Quote the records beneath, complete and exact. Leave out images.

— begin Available data —

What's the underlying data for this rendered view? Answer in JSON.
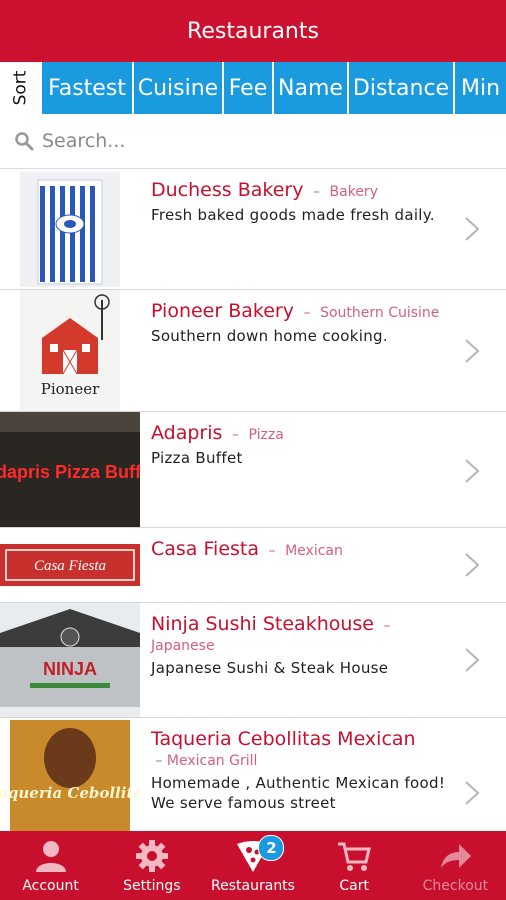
{
  "header": {
    "title": "Restaurants"
  },
  "sort": {
    "label": "Sort",
    "options": [
      "Fastest",
      "Cuisine",
      "Fee",
      "Name",
      "Distance",
      "Min"
    ]
  },
  "search": {
    "placeholder": "Search..."
  },
  "restaurants": [
    {
      "name": "Duchess Bakery",
      "category": "Bakery",
      "description": "Fresh baked goods made fresh daily.",
      "thumb_sign": ""
    },
    {
      "name": "Pioneer Bakery",
      "category": "Southern Cuisine",
      "description": "Southern down home cooking.",
      "thumb_sign": "Pioneer"
    },
    {
      "name": "Adapris",
      "category": "Pizza",
      "description": "Pizza Buffet",
      "thumb_sign": "Adapris Pizza Buffet"
    },
    {
      "name": "Casa Fiesta",
      "category": "Mexican",
      "description": "",
      "thumb_sign": "Casa Fiesta"
    },
    {
      "name": "Ninja Sushi Steakhouse",
      "category": "Japanese",
      "description": "Japanese Sushi & Steak House",
      "thumb_sign": "NINJA"
    },
    {
      "name": "Taqueria Cebollitas Mexican",
      "category": "Mexican Grill",
      "description": "Homemade , Authentic Mexican food! We serve famous street",
      "thumb_sign": "Taqueria Cebollitas"
    }
  ],
  "tabs": [
    {
      "label": "Account",
      "icon": "user-icon"
    },
    {
      "label": "Settings",
      "icon": "gear-icon"
    },
    {
      "label": "Restaurants",
      "icon": "pizza-icon",
      "badge": "2"
    },
    {
      "label": "Cart",
      "icon": "cart-icon"
    },
    {
      "label": "Checkout",
      "icon": "arrow-forward-icon"
    }
  ],
  "colors": {
    "brand_red": "#c8102e",
    "sort_blue": "#1a9be0"
  }
}
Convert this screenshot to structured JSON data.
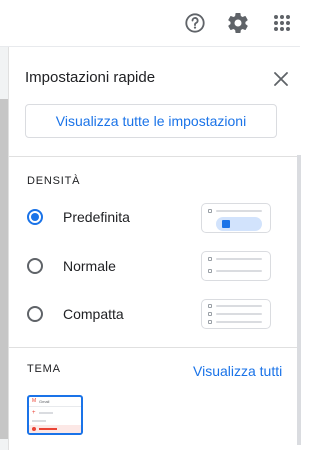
{
  "topbar": {
    "icons": [
      "help-icon",
      "gear-icon",
      "apps-grid-icon"
    ]
  },
  "panel": {
    "title": "Impostazioni rapide",
    "close_icon": "close-icon",
    "view_all_button": "Visualizza tutte le impostazioni",
    "density": {
      "heading": "DENSITÀ",
      "options": [
        {
          "label": "Predefinita",
          "selected": true
        },
        {
          "label": "Normale",
          "selected": false
        },
        {
          "label": "Compatta",
          "selected": false
        }
      ]
    },
    "theme": {
      "heading": "TEMA",
      "link": "Visualizza tutti",
      "thumbnail_label": "Gmail"
    }
  },
  "colors": {
    "accent": "#1a73e8",
    "text": "#202124",
    "border": "#dadce0"
  }
}
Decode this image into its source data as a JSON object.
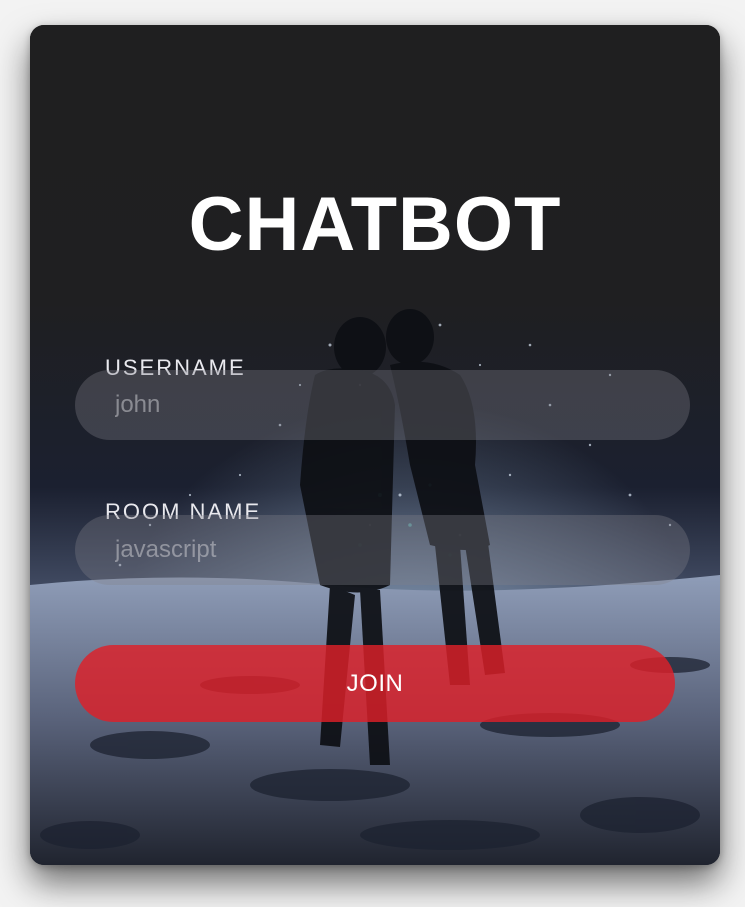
{
  "app": {
    "title": "CHATBOT"
  },
  "form": {
    "username": {
      "label": "USERNAME",
      "placeholder": "john",
      "value": ""
    },
    "room": {
      "label": "ROOM NAME",
      "placeholder": "javascript",
      "value": ""
    },
    "join_label": "JOIN"
  },
  "colors": {
    "card_background": "#1d1d1e",
    "accent": "#de2028",
    "text": "#ffffff"
  }
}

— end Available data —

Result |
What's the underlying data for this rendered view? Answer in JSON.
{
  "header": {
    "title": "Restaurants"
  },
  "sort": {
    "label": "Sort",
    "options": [
      "Fastest",
      "Cuisine",
      "Fee",
      "Name",
      "Distance",
      "Min"
    ]
  },
  "search": {
    "placeholder": "Search..."
  },
  "restaurants": [
    {
      "name": "Duchess Bakery",
      "category": "Bakery",
      "description": "Fresh baked goods made fresh daily.",
      "thumb_sign": ""
    },
    {
      "name": "Pioneer Bakery",
      "category": "Southern Cuisine",
      "description": "Southern down home cooking.",
      "thumb_sign": "Pioneer"
    },
    {
      "name": "Adapris",
      "category": "Pizza",
      "description": "Pizza Buffet",
      "thumb_sign": "Adapris Pizza Buffet"
    },
    {
      "name": "Casa Fiesta",
      "category": "Mexican",
      "description": "",
      "thumb_sign": "Casa Fiesta"
    },
    {
      "name": "Ninja Sushi Steakhouse",
      "category": "Japanese",
      "description": "Japanese Sushi & Steak House",
      "thumb_sign": "NINJA"
    },
    {
      "name": "Taqueria Cebollitas Mexican",
      "category": "Mexican Grill",
      "description": "Homemade , Authentic Mexican food! We serve famous street",
      "thumb_sign": "Taqueria Cebollitas"
    }
  ],
  "tabs": [
    {
      "label": "Account",
      "icon": "user-icon"
    },
    {
      "label": "Settings",
      "icon": "gear-icon"
    },
    {
      "label": "Restaurants",
      "icon": "pizza-icon",
      "badge": "2"
    },
    {
      "label": "Cart",
      "icon": "cart-icon"
    },
    {
      "label": "Checkout",
      "icon": "arrow-forward-icon"
    }
  ],
  "colors": {
    "brand_red": "#c8102e",
    "sort_blue": "#1a9be0"
  }
}
Convert this screenshot to structured JSON data.
{
  "topbar": {
    "icons": [
      "help-icon",
      "gear-icon",
      "apps-grid-icon"
    ]
  },
  "panel": {
    "title": "Impostazioni rapide",
    "close_icon": "close-icon",
    "view_all_button": "Visualizza tutte le impostazioni",
    "density": {
      "heading": "DENSITÀ",
      "options": [
        {
          "label": "Predefinita",
          "selected": true
        },
        {
          "label": "Normale",
          "selected": false
        },
        {
          "label": "Compatta",
          "selected": false
        }
      ]
    },
    "theme": {
      "heading": "TEMA",
      "link": "Visualizza tutti",
      "thumbnail_label": "Gmail"
    }
  },
  "colors": {
    "accent": "#1a73e8",
    "text": "#202124",
    "border": "#dadce0"
  }
}
Decode this image into its source data as a JSON object.
{
  "app": {
    "title": "CHATBOT"
  },
  "form": {
    "username": {
      "label": "USERNAME",
      "placeholder": "john",
      "value": ""
    },
    "room": {
      "label": "ROOM NAME",
      "placeholder": "javascript",
      "value": ""
    },
    "join_label": "JOIN"
  },
  "colors": {
    "card_background": "#1d1d1e",
    "accent": "#de2028",
    "text": "#ffffff"
  }
}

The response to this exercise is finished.